Data excerpts:
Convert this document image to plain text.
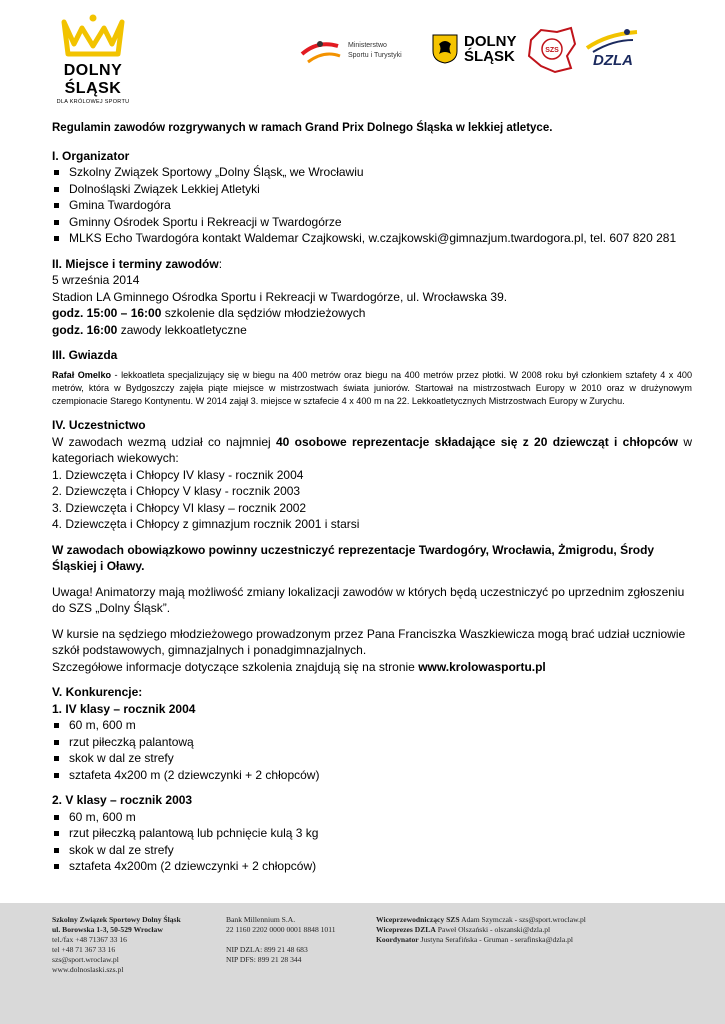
DOLNY ŚLĄSK
DLA KRÓLOWEJ SPORTU
Ministerstwo
Sportu i Turystyki
DOLNY
ŚLĄSK	SZS
DZLA

Regulamin zawodów rozgrywanych w ramach Grand Prix Dolnego Śląska w lekkiej atletyce.

I. Organizator

Szkolny Związek Sportowy „Dolny Śląsk„ we Wrocławiu
Dolnośląski Związek Lekkiej Atletyki
Gmina Twardogóra
Gminny Ośrodek Sportu i Rekreacji w Twardogórze
MLKS Echo Twardogóra kontakt Waldemar Czajkowski, w.czajkowski@gimnazjum.twardogora.pl, tel. 607 820 281

II. Miejsce i terminy zawodów:

5 września 2014

Stadion LA Gminnego Ośrodka Sportu i Rekreacji w Twardogórze, ul. Wrocławska 39.

godz. 15:00 – 16:00 szkolenie dla sędziów młodzieżowych

godz. 16:00 zawody lekkoatletyczne

III. Gwiazda

Rafał Omelko - lekkoatleta specjalizujący się w biegu na 400 metrów oraz biegu na 400 metrów przez płotki. W 2008 roku był członkiem sztafety 4 x 400 metrów, która w Bydgoszczy zajęła piąte miejsce w mistrzostwach świata juniorów. Startował na mistrzostwach Europy w 2010 oraz w drużynowym czempionacie Starego Kontynentu. W 2014 zajął 3. miejsce w sztafecie 4 x 400 m na 22. Lekkoatletycznych Mistrzostwach Europy w Zurychu.

IV. Uczestnictwo

W zawodach wezmą udział co najmniej 40 osobowe reprezentacje składające się z 20 dziewcząt i chłopców w kategoriach wiekowych:

1. Dziewczęta i Chłopcy IV klasy - rocznik 2004
2. Dziewczęta i Chłopcy V klasy - rocznik 2003
3. Dziewczęta i Chłopcy VI klasy – rocznik 2002
4. Dziewczęta i Chłopcy z gimnazjum rocznik 2001 i starsi

W zawodach obowiązkowo powinny uczestniczyć reprezentacje Twardogóry, Wrocławia, Żmigrodu, Środy Śląskiej i Oławy.

Uwaga! Animatorzy mają możliwość zmiany lokalizacji zawodów w których będą uczestniczyć po uprzednim zgłoszeniu do SZS „Dolny Śląsk”.

W kursie na sędziego młodzieżowego prowadzonym przez Pana Franciszka Waszkiewicza mogą brać udział uczniowie szkół podstawowych, gimnazjalnych i ponadgimnazjalnych.

Szczegółowe informacje dotyczące szkolenia znajdują się na stronie www.krolowasportu.pl

V. Konkurencje:

1. IV klasy – rocznik 2004

60 m, 600 m
rzut piłeczką palantową
skok w dal ze strefy
sztafeta 4x200 m (2 dziewczynki + 2 chłopców)

2. V klasy – rocznik 2003

60 m, 600 m
rzut piłeczką palantową lub pchnięcie kulą 3 kg
skok w dal ze strefy
sztafeta 4x200m (2 dziewczynki + 2 chłopców)
Szkolny Związek Sportowy Dolny Śląsk
ul. Borowska 1-3, 50-529 Wrocław
tel./fax +48 71367 33 16
tel +48 71 367 33 16
szs@sport.wroclaw.pl
www.dolnoslaski.szs.pl
Bank Millennium S.A.
22 1160 2202 0000 0001 8848 1011
NIP DZLA: 899 21 48 683
NIP DFS: 899 21 28 344
Wiceprzewodniczący SZS Adam Szymczak - szs@sport.wroclaw.pl
Wiceprezes DZLA Paweł Olszański - olszanski@dzla.pl
Koordynator Justyna Serafińska - Gruman - serafinska@dzla.pl
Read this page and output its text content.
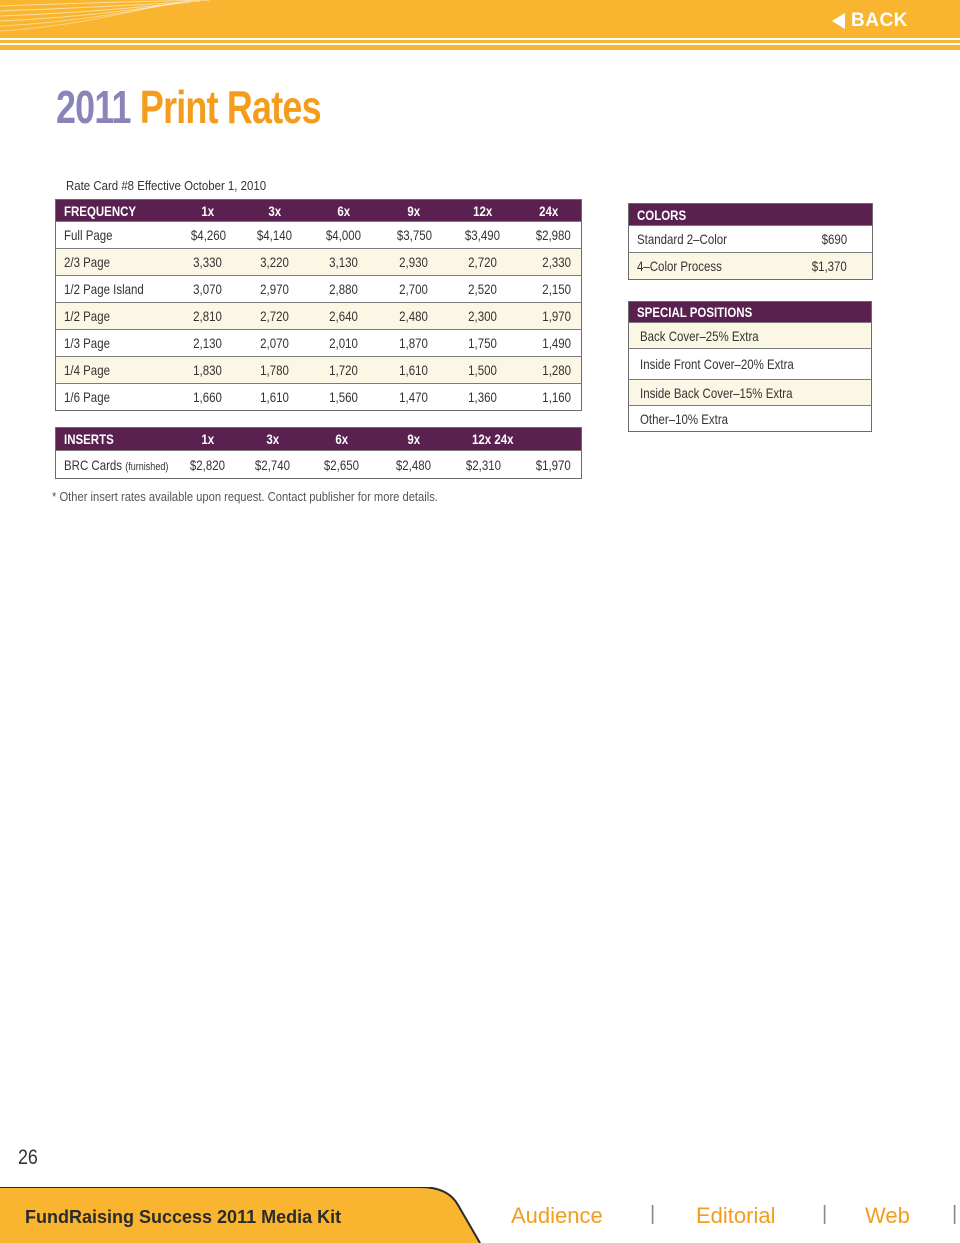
BACK
2011 Print Rates
Rate Card #8 Effective October 1, 2010
FREQUENCY	1x	3x	6x	9x	12x	24x
Full Page	$4,260	$4,140	$4,000	$3,750	$3,490	$2,980
2/3 Page	3,330	3,220	3,130	2,930	2,720	2,330
1/2 Page Island	3,070	2,970	2,880	2,700	2,520	2,150
1/2 Page	2,810	2,720	2,640	2,480	2,300	1,970
1/3 Page	2,130	2,070	2,010	1,870	1,750	1,490
1/4 Page	1,830	1,780	1,720	1,610	1,500	1,280
1/6 Page	1,660	1,610	1,560	1,470	1,360	1,160
INSERTS	1x	3x	6x	9x	12x 24x	
BRC Cards (furnished)	$2,820	$2,740	$2,650	$2,480	$2,310	$1,970
* Other insert rates available upon request. Contact publisher for more details.
COLORS	
Standard 2–Color	$690
4–Color Process	$1,370
SPECIAL POSITIONS
Back Cover–25% Extra
Inside Front Cover–20% Extra
Inside Back Cover–15% Extra
Other–10% Extra
26
FundRaising Success 2011 Media Kit	Audience | Editorial | Web |
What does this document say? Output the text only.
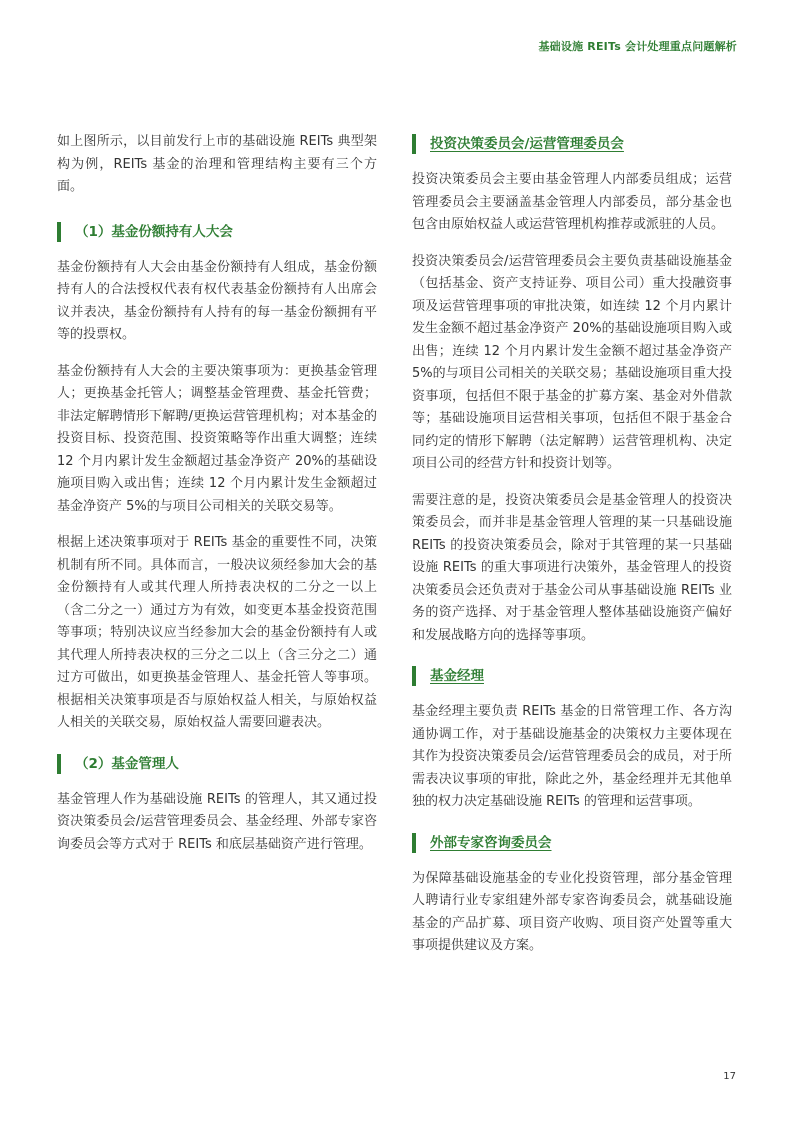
基础设施 REITs 会计处理重点问题解析

如上图所示，以目前发行上市的基础设施 REITs 典型架构为例，REITs 基金的治理和管理结构主要有三个方面。

（1）基金份额持有人大会

基金份额持有人大会由基金份额持有人组成，基金份额持有人的合法授权代表有权代表基金份额持有人出席会议并表决，基金份额持有人持有的每一基金份额拥有平等的投票权。

基金份额持有人大会的主要决策事项为：更换基金管理人；更换基金托管人；调整基金管理费、基金托管费；非法定解聘情形下解聘/更换运营管理机构；对本基金的投资目标、投资范围、投资策略等作出重大调整；连续 12 个月内累计发生金额超过基金净资产 20%的基础设施项目购入或出售；连续 12 个月内累计发生金额超过基金净资产 5%的与项目公司相关的关联交易等。

根据上述决策事项对于 REITs 基金的重要性不同，决策机制有所不同。具体而言，一般决议须经参加大会的基金份额持有人或其代理人所持表决权的二分之一以上（含二分之一）通过方为有效，如变更本基金投资范围等事项；特别决议应当经参加大会的基金份额持有人或其代理人所持表决权的三分之二以上（含三分之二）通过方可做出，如更换基金管理人、基金托管人等事项。根据相关决策事项是否与原始权益人相关，与原始权益人相关的关联交易，原始权益人需要回避表决。

（2）基金管理人

基金管理人作为基础设施 REITs 的管理人，其又通过投资决策委员会/运营管理委员会、基金经理、外部专家咨询委员会等方式对于 REITs 和底层基础资产进行管理。

投资决策委员会/运营管理委员会

投资决策委员会主要由基金管理人内部委员组成；运营管理委员会主要涵盖基金管理人内部委员，部分基金也包含由原始权益人或运营管理机构推荐或派驻的人员。

投资决策委员会/运营管理委员会主要负责基础设施基金（包括基金、资产支持证券、项目公司）重大投融资事项及运营管理事项的审批决策，如连续 12 个月内累计发生金额不超过基金净资产 20%的基础设施项目购入或出售；连续 12 个月内累计发生金额不超过基金净资产 5%的与项目公司相关的关联交易；基础设施项目重大投资事项，包括但不限于基金的扩募方案、基金对外借款等；基础设施项目运营相关事项，包括但不限于基金合同约定的情形下解聘（法定解聘）运营管理机构、决定项目公司的经营方针和投资计划等。

需要注意的是，投资决策委员会是基金管理人的投资决策委员会，而并非是基金管理人管理的某一只基础设施 REITs 的投资决策委员会，除对于其管理的某一只基础设施 REITs 的重大事项进行决策外，基金管理人的投资决策委员会还负责对于基金公司从事基础设施 REITs 业务的资产选择、对于基金管理人整体基础设施资产偏好和发展战略方向的选择等事项。

基金经理

基金经理主要负责 REITs 基金的日常管理工作、各方沟通协调工作，对于基础设施基金的决策权力主要体现在其作为投资决策委员会/运营管理委员会的成员，对于所需表决议事项的审批，除此之外，基金经理并无其他单独的权力决定基础设施 REITs 的管理和运营事项。

外部专家咨询委员会

为保障基础设施基金的专业化投资管理，部分基金管理人聘请行业专家组建外部专家咨询委员会，就基础设施基金的产品扩募、项目资产收购、项目资产处置等重大事项提供建议及方案。

17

Task directions: Look over the material above and show each line where "Szkolny" appears.

Expected answer:
Szkolny Związek Sportowy „Dolny Śląsk„ we Wrocławiu
Szkolny Związek Sportowy Dolny Śląsk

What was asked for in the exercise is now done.